:: TASK STATEMENT ::
In your copy, leave out the pictures and repeat the entries below exactly.

:: MATERIAL FOR THE TASK ::
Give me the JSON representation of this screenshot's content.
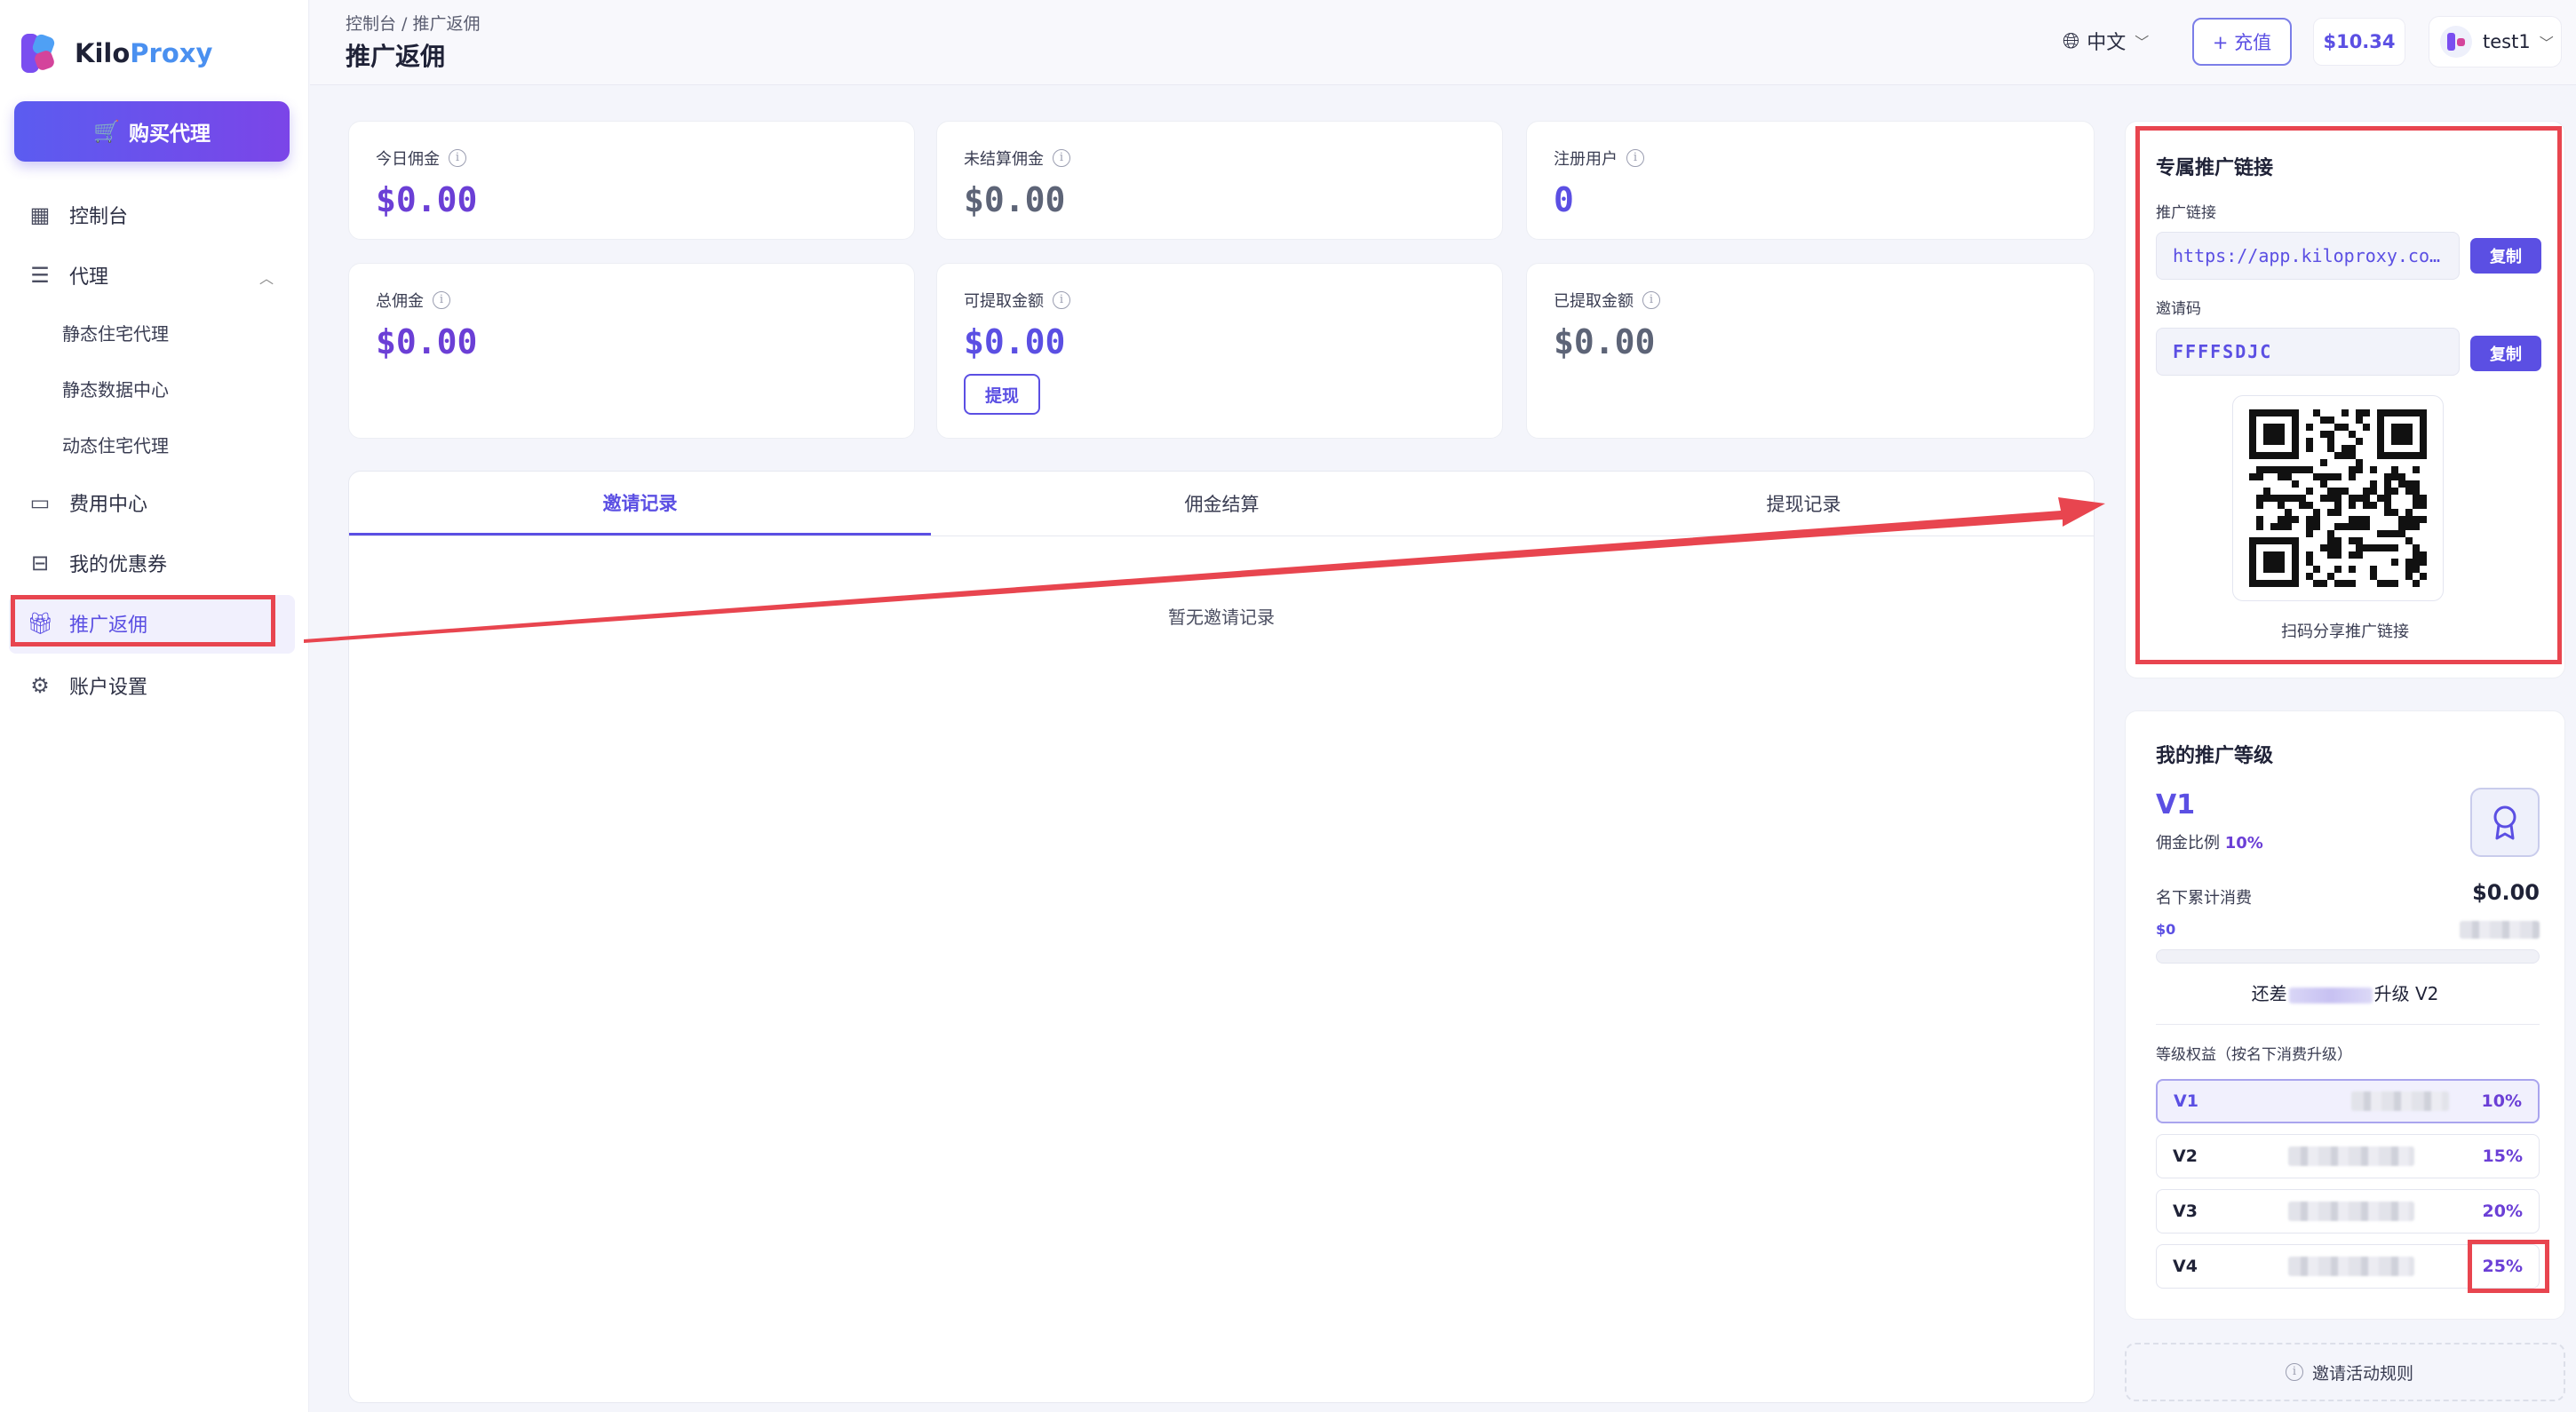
{
  "brand": {
    "name_a": "Kilo",
    "name_b": "Proxy"
  },
  "sidebar": {
    "buy_label": "购买代理",
    "items": [
      {
        "label": "控制台",
        "icon": "dashboard-icon"
      },
      {
        "label": "代理",
        "icon": "server-icon"
      },
      {
        "label": "静态住宅代理"
      },
      {
        "label": "静态数据中心"
      },
      {
        "label": "动态住宅代理"
      },
      {
        "label": "费用中心",
        "icon": "wallet-icon"
      },
      {
        "label": "我的优惠券",
        "icon": "ticket-icon"
      },
      {
        "label": "推广返佣",
        "icon": "gift-icon",
        "active": true
      },
      {
        "label": "账户设置",
        "icon": "gear-icon"
      }
    ]
  },
  "header": {
    "breadcrumb": "控制台 / 推广返佣",
    "title": "推广返佣",
    "language": "中文",
    "recharge_label": "+ 充值",
    "balance": "$10.34",
    "username": "test1"
  },
  "stats": [
    {
      "label": "今日佣金",
      "value": "$0.00"
    },
    {
      "label": "未结算佣金",
      "value": "$0.00"
    },
    {
      "label": "注册用户",
      "value": "0"
    },
    {
      "label": "总佣金",
      "value": "$0.00"
    },
    {
      "label": "可提取金额",
      "value": "$0.00",
      "button": "提现"
    },
    {
      "label": "已提取金额",
      "value": "$0.00"
    }
  ],
  "tabs": {
    "items": [
      "邀请记录",
      "佣金结算",
      "提现记录"
    ],
    "active_index": 0,
    "empty_text": "暂无邀请记录"
  },
  "referral": {
    "title": "专属推广链接",
    "link_label": "推广链接",
    "link_value": "https://app.kiloproxy.co…",
    "code_label": "邀请码",
    "code_value": "FFFFSDJC",
    "copy_label": "复制",
    "qr_caption": "扫码分享推广链接"
  },
  "level": {
    "title": "我的推广等级",
    "current": "V1",
    "rate_prefix": "佣金比例 ",
    "rate": "10%",
    "consume_label": "名下累计消费",
    "consume_value": "$0.00",
    "progress_start": "$0",
    "progress_fraction": 0,
    "upgrade_prefix": "还差",
    "upgrade_suffix": "升级 V2",
    "rights_label": "等级权益（按名下消费升级）",
    "tiers": [
      {
        "name": "V1",
        "pct": "10%"
      },
      {
        "name": "V2",
        "pct": "15%"
      },
      {
        "name": "V3",
        "pct": "20%"
      },
      {
        "name": "V4",
        "pct": "25%"
      }
    ]
  },
  "rules_label": "邀请活动规则",
  "colors": {
    "accent": "#5b4fe3",
    "highlight": "#e8454f",
    "value_purple": "#6b3fd6"
  }
}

:: FINAL RESULT ::
Give me the JSON representation of this screenshot's content.
{
  "brand": {
    "name_a": "Kilo",
    "name_b": "Proxy"
  },
  "sidebar": {
    "buy_label": "购买代理",
    "items": [
      {
        "label": "控制台",
        "icon": "dashboard-icon"
      },
      {
        "label": "代理",
        "icon": "server-icon"
      },
      {
        "label": "静态住宅代理"
      },
      {
        "label": "静态数据中心"
      },
      {
        "label": "动态住宅代理"
      },
      {
        "label": "费用中心",
        "icon": "wallet-icon"
      },
      {
        "label": "我的优惠券",
        "icon": "ticket-icon"
      },
      {
        "label": "推广返佣",
        "icon": "gift-icon",
        "active": true
      },
      {
        "label": "账户设置",
        "icon": "gear-icon"
      }
    ]
  },
  "header": {
    "breadcrumb": "控制台 / 推广返佣",
    "title": "推广返佣",
    "language": "中文",
    "recharge_label": "+ 充值",
    "balance": "$10.34",
    "username": "test1"
  },
  "stats": [
    {
      "label": "今日佣金",
      "value": "$0.00"
    },
    {
      "label": "未结算佣金",
      "value": "$0.00"
    },
    {
      "label": "注册用户",
      "value": "0"
    },
    {
      "label": "总佣金",
      "value": "$0.00"
    },
    {
      "label": "可提取金额",
      "value": "$0.00",
      "button": "提现"
    },
    {
      "label": "已提取金额",
      "value": "$0.00"
    }
  ],
  "tabs": {
    "items": [
      "邀请记录",
      "佣金结算",
      "提现记录"
    ],
    "active_index": 0,
    "empty_text": "暂无邀请记录"
  },
  "referral": {
    "title": "专属推广链接",
    "link_label": "推广链接",
    "link_value": "https://app.kiloproxy.co…",
    "code_label": "邀请码",
    "code_value": "FFFFSDJC",
    "copy_label": "复制",
    "qr_caption": "扫码分享推广链接"
  },
  "level": {
    "title": "我的推广等级",
    "current": "V1",
    "rate_prefix": "佣金比例 ",
    "rate": "10%",
    "consume_label": "名下累计消费",
    "consume_value": "$0.00",
    "progress_start": "$0",
    "progress_fraction": 0,
    "upgrade_prefix": "还差",
    "upgrade_suffix": "升级 V2",
    "rights_label": "等级权益（按名下消费升级）",
    "tiers": [
      {
        "name": "V1",
        "pct": "10%"
      },
      {
        "name": "V2",
        "pct": "15%"
      },
      {
        "name": "V3",
        "pct": "20%"
      },
      {
        "name": "V4",
        "pct": "25%"
      }
    ]
  },
  "rules_label": "邀请活动规则",
  "colors": {
    "accent": "#5b4fe3",
    "highlight": "#e8454f",
    "value_purple": "#6b3fd6"
  }
}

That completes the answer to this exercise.